### WHAT YOU HAVE TO DO
Your answer is a single number: how many lines hold the word "written"?

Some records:
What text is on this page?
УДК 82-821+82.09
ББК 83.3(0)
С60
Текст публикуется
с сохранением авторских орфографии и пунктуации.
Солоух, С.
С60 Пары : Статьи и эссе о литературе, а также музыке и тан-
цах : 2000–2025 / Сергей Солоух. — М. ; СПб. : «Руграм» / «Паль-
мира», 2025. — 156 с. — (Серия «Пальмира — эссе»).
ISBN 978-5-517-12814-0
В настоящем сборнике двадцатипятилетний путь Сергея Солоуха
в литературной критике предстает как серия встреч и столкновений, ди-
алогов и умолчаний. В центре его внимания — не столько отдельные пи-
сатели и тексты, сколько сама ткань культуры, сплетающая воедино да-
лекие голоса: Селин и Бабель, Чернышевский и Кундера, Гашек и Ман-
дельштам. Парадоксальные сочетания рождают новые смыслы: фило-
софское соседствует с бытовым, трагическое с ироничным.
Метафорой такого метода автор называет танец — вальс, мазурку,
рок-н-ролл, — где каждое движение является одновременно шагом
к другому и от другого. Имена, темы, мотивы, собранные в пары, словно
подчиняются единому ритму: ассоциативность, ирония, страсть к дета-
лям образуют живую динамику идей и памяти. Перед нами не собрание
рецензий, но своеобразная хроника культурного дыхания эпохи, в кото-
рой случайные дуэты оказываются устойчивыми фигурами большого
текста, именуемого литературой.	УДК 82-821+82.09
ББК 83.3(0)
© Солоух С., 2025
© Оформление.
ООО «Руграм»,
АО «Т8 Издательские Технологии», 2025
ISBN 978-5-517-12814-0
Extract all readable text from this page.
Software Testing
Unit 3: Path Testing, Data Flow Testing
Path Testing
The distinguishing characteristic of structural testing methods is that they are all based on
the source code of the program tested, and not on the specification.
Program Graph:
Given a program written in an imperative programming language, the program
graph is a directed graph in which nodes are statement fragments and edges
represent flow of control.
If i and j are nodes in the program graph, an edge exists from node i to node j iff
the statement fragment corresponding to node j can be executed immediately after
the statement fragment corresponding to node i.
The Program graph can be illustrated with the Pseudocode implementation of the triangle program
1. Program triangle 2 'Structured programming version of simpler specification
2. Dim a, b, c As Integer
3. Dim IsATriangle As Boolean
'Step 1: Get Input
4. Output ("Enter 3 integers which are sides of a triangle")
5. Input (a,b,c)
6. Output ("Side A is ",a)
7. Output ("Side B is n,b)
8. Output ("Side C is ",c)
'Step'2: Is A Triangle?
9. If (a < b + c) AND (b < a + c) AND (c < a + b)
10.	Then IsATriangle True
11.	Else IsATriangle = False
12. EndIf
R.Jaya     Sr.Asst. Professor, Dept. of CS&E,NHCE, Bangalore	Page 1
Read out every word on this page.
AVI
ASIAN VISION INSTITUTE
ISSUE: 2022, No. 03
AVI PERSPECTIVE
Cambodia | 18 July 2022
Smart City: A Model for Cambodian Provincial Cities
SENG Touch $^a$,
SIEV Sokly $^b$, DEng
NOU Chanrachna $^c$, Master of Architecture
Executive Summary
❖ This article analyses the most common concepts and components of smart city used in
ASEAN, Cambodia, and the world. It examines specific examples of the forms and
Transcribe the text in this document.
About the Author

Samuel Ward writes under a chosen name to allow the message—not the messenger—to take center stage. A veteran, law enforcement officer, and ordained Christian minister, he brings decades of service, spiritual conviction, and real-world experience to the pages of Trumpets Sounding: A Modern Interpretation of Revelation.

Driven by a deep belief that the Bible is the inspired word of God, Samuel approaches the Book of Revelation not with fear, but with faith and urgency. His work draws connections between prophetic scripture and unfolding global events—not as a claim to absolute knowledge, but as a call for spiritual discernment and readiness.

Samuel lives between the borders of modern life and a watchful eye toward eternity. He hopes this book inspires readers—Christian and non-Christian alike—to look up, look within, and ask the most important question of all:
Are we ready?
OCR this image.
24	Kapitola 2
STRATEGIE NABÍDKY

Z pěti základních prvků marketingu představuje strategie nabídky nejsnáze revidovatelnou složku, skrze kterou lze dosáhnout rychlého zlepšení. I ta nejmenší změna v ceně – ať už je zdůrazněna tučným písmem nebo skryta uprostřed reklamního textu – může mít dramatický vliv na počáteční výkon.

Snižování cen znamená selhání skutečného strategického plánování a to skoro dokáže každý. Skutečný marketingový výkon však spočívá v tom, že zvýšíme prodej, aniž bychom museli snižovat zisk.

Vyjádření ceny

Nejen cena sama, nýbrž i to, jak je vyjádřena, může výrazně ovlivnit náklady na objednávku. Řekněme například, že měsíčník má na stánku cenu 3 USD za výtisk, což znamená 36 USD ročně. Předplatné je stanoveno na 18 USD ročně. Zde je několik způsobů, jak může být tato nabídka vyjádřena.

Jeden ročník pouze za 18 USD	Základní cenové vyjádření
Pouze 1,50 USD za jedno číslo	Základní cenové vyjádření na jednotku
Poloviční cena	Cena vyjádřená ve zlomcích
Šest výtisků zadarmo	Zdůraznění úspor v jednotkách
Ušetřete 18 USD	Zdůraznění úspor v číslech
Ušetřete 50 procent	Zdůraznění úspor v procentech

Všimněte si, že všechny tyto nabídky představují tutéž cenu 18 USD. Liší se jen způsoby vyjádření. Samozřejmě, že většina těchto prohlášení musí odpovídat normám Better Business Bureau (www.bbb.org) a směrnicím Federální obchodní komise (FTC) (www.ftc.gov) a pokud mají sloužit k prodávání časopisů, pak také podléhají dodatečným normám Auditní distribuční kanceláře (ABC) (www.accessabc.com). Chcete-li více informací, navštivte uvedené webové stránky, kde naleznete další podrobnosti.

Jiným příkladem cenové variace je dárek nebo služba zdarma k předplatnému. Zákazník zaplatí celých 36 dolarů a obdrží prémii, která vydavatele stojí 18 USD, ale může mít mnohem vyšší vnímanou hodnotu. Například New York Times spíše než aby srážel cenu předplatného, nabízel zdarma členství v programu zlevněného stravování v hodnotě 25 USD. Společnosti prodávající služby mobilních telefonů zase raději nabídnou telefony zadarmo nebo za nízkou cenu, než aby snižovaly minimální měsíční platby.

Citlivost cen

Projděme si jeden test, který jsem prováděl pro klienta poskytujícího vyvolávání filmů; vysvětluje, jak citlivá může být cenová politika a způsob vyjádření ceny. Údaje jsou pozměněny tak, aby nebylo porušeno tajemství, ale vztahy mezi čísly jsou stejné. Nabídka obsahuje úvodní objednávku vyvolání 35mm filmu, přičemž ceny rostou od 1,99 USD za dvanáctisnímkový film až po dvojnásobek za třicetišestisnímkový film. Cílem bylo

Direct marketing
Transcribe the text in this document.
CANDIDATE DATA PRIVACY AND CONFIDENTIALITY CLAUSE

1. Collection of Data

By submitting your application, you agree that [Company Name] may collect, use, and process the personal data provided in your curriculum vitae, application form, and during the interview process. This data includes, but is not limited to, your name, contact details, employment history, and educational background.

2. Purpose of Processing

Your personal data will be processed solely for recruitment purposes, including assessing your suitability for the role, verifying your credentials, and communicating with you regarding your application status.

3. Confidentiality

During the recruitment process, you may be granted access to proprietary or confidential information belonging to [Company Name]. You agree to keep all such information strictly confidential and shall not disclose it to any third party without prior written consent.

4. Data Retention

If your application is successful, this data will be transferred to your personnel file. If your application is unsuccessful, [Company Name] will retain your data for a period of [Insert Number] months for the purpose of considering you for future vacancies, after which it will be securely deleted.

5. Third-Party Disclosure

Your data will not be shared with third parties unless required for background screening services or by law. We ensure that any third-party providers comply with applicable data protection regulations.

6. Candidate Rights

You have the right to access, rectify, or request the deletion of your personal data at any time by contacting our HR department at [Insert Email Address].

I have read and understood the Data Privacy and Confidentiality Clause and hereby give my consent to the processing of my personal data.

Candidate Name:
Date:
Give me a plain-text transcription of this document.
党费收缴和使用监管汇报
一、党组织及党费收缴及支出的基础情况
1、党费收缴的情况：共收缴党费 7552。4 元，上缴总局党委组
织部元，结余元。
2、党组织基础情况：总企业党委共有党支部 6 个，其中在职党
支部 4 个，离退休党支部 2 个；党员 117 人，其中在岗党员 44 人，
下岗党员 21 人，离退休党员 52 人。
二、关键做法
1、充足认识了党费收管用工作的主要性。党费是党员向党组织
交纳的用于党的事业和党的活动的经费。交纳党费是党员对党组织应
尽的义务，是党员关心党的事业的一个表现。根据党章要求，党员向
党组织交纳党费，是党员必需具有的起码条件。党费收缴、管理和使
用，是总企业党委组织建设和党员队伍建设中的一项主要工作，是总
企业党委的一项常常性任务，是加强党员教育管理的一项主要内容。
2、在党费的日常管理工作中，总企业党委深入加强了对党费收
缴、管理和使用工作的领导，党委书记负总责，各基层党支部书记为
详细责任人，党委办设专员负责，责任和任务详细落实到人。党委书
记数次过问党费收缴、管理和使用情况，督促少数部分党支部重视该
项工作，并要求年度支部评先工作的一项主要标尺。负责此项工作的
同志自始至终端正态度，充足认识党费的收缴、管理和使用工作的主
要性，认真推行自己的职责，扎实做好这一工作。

### FINISHED ANSWER
2